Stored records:
* * * * * * *

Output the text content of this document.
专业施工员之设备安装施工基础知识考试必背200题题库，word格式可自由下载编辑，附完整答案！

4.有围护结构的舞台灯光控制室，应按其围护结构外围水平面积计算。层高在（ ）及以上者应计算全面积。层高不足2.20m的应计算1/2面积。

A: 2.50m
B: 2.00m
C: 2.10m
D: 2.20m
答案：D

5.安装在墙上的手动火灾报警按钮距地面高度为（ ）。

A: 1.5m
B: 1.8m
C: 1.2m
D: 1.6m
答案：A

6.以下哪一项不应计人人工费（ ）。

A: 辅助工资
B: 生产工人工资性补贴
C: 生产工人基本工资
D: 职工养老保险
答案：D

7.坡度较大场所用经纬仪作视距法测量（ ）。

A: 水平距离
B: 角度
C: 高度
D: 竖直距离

* * * * * * *

■ **REQUIRED TASK**
Return all of the entries word for word.

■ **COMPLETED TASK**
Output the text content of this document.
专业施工员之设备安装施工基础知识考试必背200题题库，word格式可自由下载编辑，附完整答案！

4.有围护结构的舞台灯光控制室，应按其围护结构外围水平面积计算。层高在（ ）及以上者应计算全面积。层高不足2.20m的应计算1/2面积。

A: 2.50m
B: 2.00m
C: 2.10m
D: 2.20m
答案：D

5.安装在墙上的手动火灾报警按钮距地面高度为（ ）。

A: 1.5m
B: 1.8m
C: 1.2m
D: 1.6m
答案：A

6.以下哪一项不应计人人工费（ ）。

A: 辅助工资
B: 生产工人工资性补贴
C: 生产工人基本工资
D: 职工养老保险
答案：D

7.坡度较大场所用经纬仪作视距法测量（ ）。

A: 水平距离
B: 角度
C: 高度
D: 竖直距离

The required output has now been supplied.